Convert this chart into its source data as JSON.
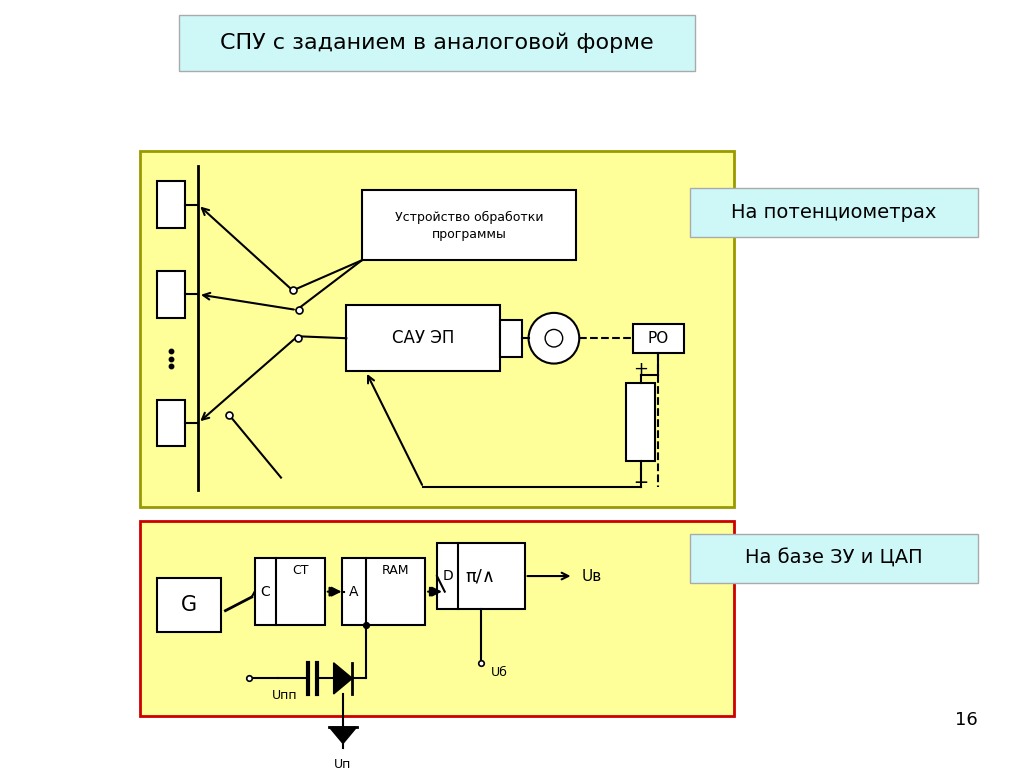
{
  "title": "СПУ с заданием в аналоговой форме",
  "title_bg": "#cef8f8",
  "label1": "На потенциометрах",
  "label2": "На базе ЗУ и ЦАП",
  "label_bg": "#cef8f8",
  "diag1_bg": "#ffff99",
  "diag1_border": "#999900",
  "diag2_bg": "#ffff99",
  "diag2_border": "#cc0000",
  "bg_color": "#ffffff",
  "page_num": "16"
}
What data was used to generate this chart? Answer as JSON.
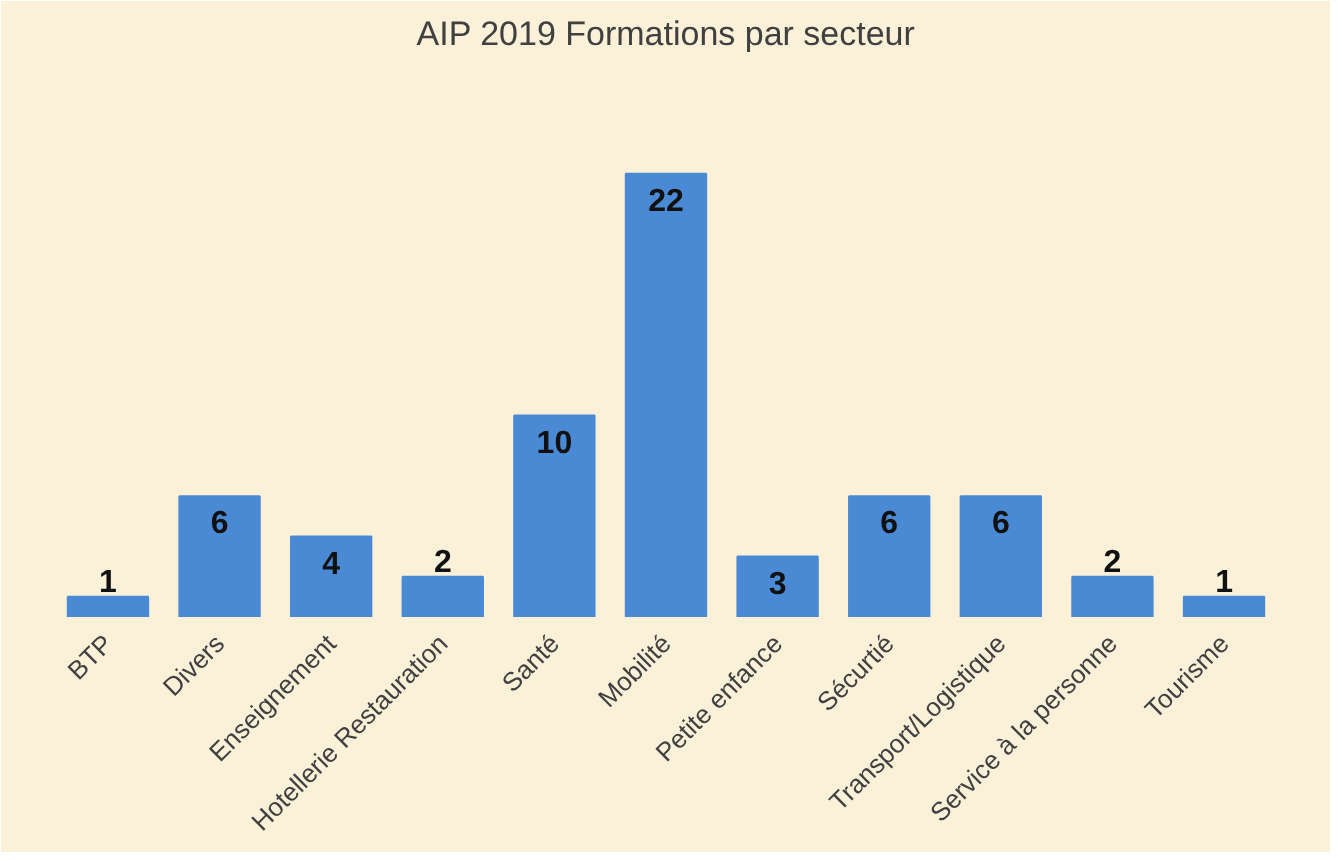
{
  "chart_data": {
    "type": "bar",
    "title": "AIP 2019 Formations par secteur",
    "categories": [
      "BTP",
      "Divers",
      "Enseignement",
      "Hotellerie Restauration",
      "Santé",
      "Mobilité",
      "Petite enfance",
      "Sécurtié",
      "Transport/Logistique",
      "Service à la personne",
      "Tourisme"
    ],
    "values": [
      1,
      6,
      4,
      2,
      10,
      22,
      3,
      6,
      6,
      2,
      1
    ],
    "color": "#4a8ad4",
    "data_labels": true
  }
}
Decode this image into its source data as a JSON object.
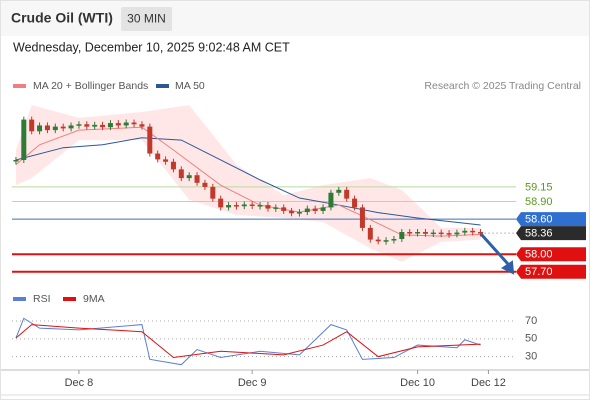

- - -

* WRITTEN INSTRUCTION
Quote every record above exactly, leaving out any pictures.

* COMPLETE RESPONSE
Convert this chart into its source data as JSON.
{
  "title": "СПУ с заданием в аналоговой форме",
  "title_bg": "#cef8f8",
  "label1": "На потенциометрах",
  "label2": "На базе ЗУ и ЦАП",
  "label_bg": "#cef8f8",
  "diag1_bg": "#ffff99",
  "diag1_border": "#999900",
  "diag2_bg": "#ffff99",
  "diag2_border": "#cc0000",
  "bg_color": "#ffffff",
  "page_num": "16"
}
What data was used to generate this chart? Answer as JSON.
{
  "chart_data": {
    "type": "bar",
    "title": "AIP 2019 Formations par secteur",
    "categories": [
      "BTP",
      "Divers",
      "Enseignement",
      "Hotellerie Restauration",
      "Santé",
      "Mobilité",
      "Petite enfance",
      "Sécurtié",
      "Transport/Logistique",
      "Service à la personne",
      "Tourisme"
    ],
    "values": [
      1,
      6,
      4,
      2,
      10,
      22,
      3,
      6,
      6,
      2,
      1
    ],
    "color": "#4a8ad4",
    "data_labels": true
  }
}
Decode this image into its source data as a JSON object.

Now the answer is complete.